- PROVIDED ENTRIES:
▬▬▬▬▬▬▬▬▬▬

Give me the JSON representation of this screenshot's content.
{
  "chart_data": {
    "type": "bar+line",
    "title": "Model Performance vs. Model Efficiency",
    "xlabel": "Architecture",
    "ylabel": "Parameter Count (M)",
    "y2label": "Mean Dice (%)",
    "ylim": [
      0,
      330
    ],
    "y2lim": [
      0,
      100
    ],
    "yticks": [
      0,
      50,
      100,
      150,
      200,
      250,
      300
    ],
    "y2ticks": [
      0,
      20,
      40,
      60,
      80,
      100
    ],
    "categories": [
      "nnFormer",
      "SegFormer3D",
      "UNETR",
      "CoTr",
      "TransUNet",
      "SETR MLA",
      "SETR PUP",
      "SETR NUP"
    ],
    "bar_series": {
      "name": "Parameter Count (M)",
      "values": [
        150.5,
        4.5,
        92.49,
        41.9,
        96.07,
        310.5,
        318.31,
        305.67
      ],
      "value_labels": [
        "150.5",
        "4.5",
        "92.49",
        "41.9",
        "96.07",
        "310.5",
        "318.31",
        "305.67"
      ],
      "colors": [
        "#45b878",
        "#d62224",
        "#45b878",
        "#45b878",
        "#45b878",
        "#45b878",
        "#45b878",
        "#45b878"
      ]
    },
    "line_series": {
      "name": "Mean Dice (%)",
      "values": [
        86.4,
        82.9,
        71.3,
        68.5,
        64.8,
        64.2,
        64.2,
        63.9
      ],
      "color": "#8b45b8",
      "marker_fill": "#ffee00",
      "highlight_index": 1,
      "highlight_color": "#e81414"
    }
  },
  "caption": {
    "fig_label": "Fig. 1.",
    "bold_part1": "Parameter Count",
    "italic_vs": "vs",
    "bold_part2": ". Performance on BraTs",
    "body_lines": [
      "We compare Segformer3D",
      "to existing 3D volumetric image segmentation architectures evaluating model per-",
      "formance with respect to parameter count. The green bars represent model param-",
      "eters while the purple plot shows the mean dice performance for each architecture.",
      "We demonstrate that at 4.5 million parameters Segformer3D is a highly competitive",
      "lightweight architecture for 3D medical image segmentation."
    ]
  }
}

▬▬▬▬▬▬▬▬▬▬

- WHAT YOU HAVE TO DO: The data above must be returned in full, exactly as written.

- FINISHED TASK:
Give me the JSON representation of this screenshot's content.
{
  "chart_data": {
    "type": "bar+line",
    "title": "Model Performance vs. Model Efficiency",
    "xlabel": "Architecture",
    "ylabel": "Parameter Count (M)",
    "y2label": "Mean Dice (%)",
    "ylim": [
      0,
      330
    ],
    "y2lim": [
      0,
      100
    ],
    "yticks": [
      0,
      50,
      100,
      150,
      200,
      250,
      300
    ],
    "y2ticks": [
      0,
      20,
      40,
      60,
      80,
      100
    ],
    "categories": [
      "nnFormer",
      "SegFormer3D",
      "UNETR",
      "CoTr",
      "TransUNet",
      "SETR MLA",
      "SETR PUP",
      "SETR NUP"
    ],
    "bar_series": {
      "name": "Parameter Count (M)",
      "values": [
        150.5,
        4.5,
        92.49,
        41.9,
        96.07,
        310.5,
        318.31,
        305.67
      ],
      "value_labels": [
        "150.5",
        "4.5",
        "92.49",
        "41.9",
        "96.07",
        "310.5",
        "318.31",
        "305.67"
      ],
      "colors": [
        "#45b878",
        "#d62224",
        "#45b878",
        "#45b878",
        "#45b878",
        "#45b878",
        "#45b878",
        "#45b878"
      ]
    },
    "line_series": {
      "name": "Mean Dice (%)",
      "values": [
        86.4,
        82.9,
        71.3,
        68.5,
        64.8,
        64.2,
        64.2,
        63.9
      ],
      "color": "#8b45b8",
      "marker_fill": "#ffee00",
      "highlight_index": 1,
      "highlight_color": "#e81414"
    }
  },
  "caption": {
    "fig_label": "Fig. 1.",
    "bold_part1": "Parameter Count",
    "italic_vs": "vs",
    "bold_part2": ". Performance on BraTs",
    "body_lines": [
      "We compare Segformer3D",
      "to existing 3D volumetric image segmentation architectures evaluating model per-",
      "formance with respect to parameter count. The green bars represent model param-",
      "eters while the purple plot shows the mean dice performance for each architecture.",
      "We demonstrate that at 4.5 million parameters Segformer3D is a highly competitive",
      "lightweight architecture for 3D medical image segmentation."
    ]
  }
}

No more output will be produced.